** Task **
Wherever the string "driven" appears in the listing, copy that line.

--- Data ---

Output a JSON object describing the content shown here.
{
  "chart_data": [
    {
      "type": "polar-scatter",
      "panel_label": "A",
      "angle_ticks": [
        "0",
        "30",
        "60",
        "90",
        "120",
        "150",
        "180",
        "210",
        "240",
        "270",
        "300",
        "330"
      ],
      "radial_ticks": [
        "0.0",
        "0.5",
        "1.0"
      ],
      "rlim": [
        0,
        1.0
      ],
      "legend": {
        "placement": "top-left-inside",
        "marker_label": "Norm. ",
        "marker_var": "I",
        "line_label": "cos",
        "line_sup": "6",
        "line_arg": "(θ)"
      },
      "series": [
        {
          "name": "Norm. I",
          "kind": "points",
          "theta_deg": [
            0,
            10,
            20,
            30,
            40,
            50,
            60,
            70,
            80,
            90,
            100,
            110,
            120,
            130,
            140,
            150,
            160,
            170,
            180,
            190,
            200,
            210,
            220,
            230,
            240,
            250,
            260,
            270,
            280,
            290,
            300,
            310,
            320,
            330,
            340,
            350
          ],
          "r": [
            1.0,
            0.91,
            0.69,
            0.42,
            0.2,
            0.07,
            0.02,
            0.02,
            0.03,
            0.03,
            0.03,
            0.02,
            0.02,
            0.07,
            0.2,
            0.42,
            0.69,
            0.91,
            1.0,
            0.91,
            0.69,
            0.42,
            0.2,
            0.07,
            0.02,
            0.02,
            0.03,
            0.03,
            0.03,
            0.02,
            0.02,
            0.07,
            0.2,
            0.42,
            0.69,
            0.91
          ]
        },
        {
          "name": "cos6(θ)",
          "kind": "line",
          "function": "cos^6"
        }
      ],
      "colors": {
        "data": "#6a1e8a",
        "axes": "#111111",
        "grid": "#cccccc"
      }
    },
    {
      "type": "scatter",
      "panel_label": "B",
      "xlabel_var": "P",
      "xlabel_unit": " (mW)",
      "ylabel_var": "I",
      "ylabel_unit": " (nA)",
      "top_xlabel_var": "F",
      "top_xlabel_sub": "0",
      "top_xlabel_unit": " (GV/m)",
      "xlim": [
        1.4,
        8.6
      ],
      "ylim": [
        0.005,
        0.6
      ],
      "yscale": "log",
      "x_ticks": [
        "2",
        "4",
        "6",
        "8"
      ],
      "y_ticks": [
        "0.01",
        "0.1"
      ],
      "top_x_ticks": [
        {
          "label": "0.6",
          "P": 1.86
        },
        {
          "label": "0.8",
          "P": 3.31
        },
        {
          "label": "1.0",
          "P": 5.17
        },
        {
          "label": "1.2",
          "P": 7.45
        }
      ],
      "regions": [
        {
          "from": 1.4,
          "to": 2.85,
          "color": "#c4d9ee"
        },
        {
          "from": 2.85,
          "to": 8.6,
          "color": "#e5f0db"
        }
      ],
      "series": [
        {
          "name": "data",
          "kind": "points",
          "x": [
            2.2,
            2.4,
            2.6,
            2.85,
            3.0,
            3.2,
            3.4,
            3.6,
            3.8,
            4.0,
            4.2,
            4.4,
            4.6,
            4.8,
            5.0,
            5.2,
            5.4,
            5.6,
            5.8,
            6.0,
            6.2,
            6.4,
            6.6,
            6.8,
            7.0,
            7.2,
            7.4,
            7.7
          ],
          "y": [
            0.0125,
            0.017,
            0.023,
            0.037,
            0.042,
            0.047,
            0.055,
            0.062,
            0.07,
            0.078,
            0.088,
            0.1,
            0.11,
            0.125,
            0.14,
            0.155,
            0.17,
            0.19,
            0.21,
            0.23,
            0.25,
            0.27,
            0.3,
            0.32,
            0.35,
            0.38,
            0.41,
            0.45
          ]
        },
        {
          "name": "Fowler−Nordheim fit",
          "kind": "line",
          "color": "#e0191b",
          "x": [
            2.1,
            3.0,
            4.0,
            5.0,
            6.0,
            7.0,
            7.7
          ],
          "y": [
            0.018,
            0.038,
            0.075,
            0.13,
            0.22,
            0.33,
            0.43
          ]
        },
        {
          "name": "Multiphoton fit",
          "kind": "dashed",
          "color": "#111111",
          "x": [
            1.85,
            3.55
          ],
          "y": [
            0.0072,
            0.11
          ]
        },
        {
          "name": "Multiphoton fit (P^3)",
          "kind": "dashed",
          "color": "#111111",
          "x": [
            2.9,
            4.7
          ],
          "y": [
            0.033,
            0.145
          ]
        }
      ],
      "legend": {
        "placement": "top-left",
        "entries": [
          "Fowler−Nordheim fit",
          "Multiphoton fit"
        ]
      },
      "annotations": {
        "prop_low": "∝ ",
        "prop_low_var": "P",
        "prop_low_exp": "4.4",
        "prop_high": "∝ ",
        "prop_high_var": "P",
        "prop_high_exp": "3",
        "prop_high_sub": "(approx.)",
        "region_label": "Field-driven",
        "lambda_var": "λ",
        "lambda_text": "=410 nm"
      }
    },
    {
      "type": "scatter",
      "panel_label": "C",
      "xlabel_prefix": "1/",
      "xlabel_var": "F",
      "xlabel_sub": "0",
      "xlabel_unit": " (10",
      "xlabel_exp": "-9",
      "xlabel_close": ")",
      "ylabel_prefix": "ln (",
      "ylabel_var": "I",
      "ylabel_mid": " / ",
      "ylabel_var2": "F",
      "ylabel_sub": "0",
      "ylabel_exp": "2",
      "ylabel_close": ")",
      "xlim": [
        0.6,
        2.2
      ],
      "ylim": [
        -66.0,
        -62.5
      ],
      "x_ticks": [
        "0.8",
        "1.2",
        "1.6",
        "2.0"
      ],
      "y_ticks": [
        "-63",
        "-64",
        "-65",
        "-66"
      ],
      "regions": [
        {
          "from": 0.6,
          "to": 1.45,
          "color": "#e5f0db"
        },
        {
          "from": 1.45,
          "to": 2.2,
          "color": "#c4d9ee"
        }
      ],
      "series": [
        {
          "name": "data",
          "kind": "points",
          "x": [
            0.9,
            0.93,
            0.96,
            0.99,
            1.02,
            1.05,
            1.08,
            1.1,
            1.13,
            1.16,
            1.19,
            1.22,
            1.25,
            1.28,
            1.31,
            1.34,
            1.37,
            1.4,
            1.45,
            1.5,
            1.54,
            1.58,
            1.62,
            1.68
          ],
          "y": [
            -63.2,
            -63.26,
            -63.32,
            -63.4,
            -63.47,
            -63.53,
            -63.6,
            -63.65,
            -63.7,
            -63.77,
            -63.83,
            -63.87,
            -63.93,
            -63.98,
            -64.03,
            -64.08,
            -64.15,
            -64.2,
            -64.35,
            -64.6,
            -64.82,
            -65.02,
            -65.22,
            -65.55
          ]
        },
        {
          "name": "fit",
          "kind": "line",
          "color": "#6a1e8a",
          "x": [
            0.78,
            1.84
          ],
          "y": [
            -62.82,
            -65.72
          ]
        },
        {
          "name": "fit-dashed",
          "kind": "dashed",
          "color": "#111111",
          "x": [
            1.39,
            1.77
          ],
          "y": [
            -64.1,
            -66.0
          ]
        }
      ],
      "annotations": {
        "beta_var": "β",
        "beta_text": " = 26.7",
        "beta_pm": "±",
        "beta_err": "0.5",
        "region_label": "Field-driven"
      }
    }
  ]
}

---

** Task solution **
        "region_label": "Field-driven",
        "region_label": "Field-driven"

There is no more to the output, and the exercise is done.